Look through the records below and give the number of lines holding the string "الأحنف", nothing more.

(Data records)
--- --- ---

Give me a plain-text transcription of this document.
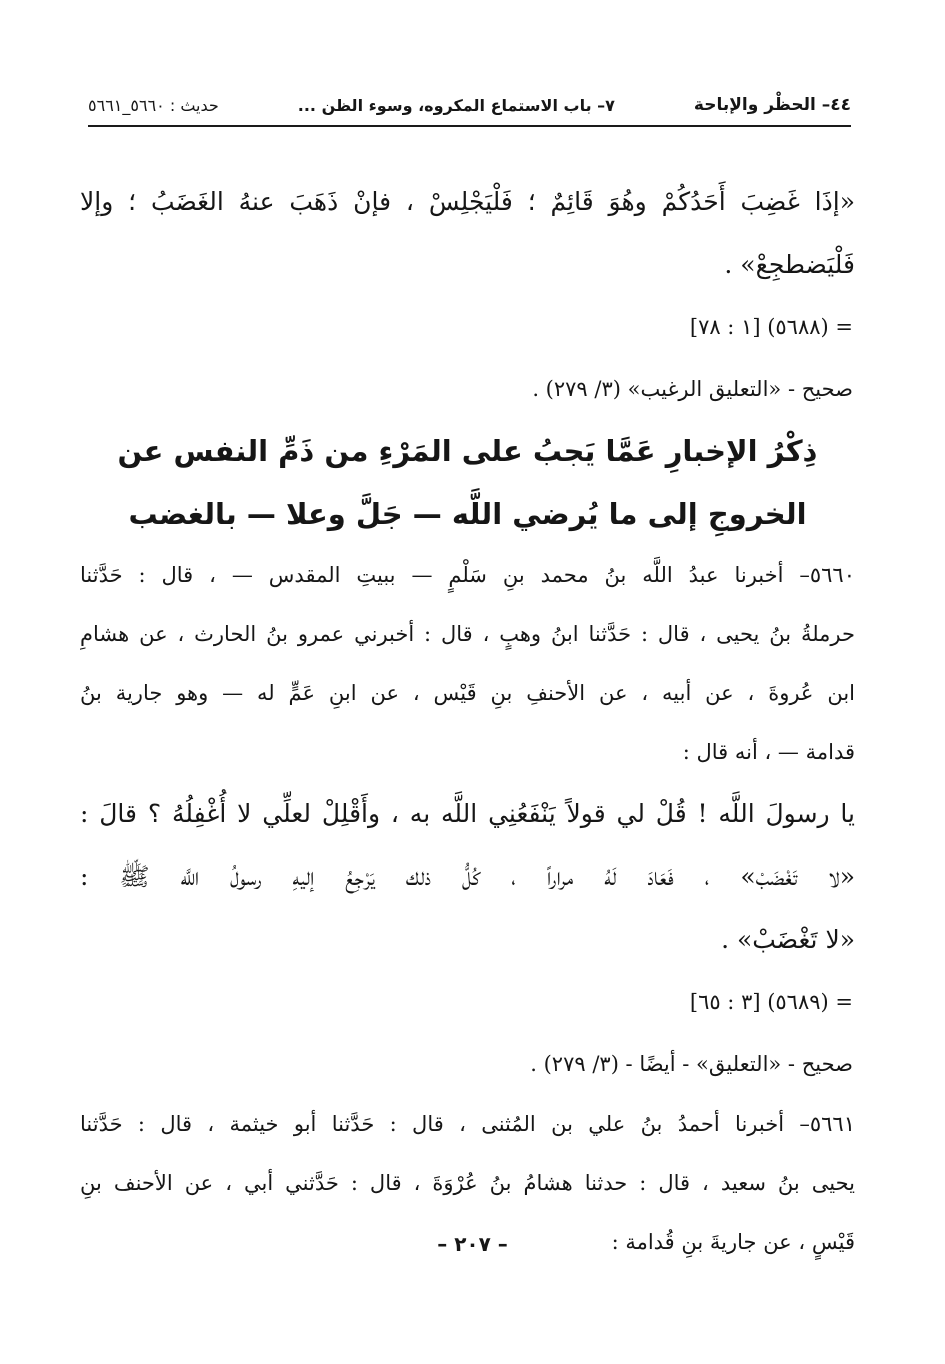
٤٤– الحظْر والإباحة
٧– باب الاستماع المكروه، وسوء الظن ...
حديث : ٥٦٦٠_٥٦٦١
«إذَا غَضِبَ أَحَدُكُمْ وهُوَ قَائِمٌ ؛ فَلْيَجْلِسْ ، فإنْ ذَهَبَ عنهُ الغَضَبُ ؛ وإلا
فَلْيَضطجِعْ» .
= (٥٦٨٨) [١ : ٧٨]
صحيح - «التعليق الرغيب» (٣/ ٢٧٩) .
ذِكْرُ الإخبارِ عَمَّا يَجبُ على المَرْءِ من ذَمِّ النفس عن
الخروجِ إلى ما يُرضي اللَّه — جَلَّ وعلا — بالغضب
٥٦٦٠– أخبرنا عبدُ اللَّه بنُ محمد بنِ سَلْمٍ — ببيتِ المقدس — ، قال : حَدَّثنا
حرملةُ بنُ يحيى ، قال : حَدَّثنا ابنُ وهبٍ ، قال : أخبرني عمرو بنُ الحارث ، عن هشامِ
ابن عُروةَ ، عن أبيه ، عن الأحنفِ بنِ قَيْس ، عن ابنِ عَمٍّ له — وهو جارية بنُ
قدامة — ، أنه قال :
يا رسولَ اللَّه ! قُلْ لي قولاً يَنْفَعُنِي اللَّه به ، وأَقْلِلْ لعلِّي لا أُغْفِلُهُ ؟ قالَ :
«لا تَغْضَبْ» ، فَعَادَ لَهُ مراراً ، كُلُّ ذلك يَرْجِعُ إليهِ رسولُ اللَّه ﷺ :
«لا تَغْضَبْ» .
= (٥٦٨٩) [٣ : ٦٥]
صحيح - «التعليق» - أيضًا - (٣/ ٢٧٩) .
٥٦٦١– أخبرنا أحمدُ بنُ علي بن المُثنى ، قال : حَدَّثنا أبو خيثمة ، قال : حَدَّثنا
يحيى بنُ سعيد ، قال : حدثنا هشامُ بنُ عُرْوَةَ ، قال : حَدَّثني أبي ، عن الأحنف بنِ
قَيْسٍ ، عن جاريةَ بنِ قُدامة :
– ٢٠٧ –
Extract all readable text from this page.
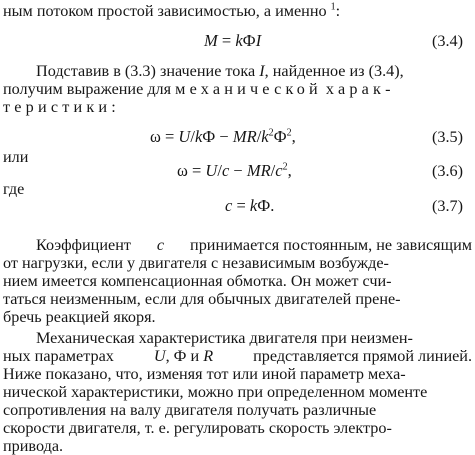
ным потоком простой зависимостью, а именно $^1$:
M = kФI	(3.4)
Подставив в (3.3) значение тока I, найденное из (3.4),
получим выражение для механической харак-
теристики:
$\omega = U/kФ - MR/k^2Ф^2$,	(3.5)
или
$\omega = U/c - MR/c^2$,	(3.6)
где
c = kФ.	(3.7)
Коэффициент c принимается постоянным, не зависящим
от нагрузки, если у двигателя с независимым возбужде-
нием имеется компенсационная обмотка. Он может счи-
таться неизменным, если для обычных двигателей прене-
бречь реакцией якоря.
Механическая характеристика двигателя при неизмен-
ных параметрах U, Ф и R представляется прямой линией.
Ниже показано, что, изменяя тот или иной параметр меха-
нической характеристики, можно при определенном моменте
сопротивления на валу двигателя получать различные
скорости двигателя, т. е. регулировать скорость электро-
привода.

--- --- ---

# TASK RESPONSE
2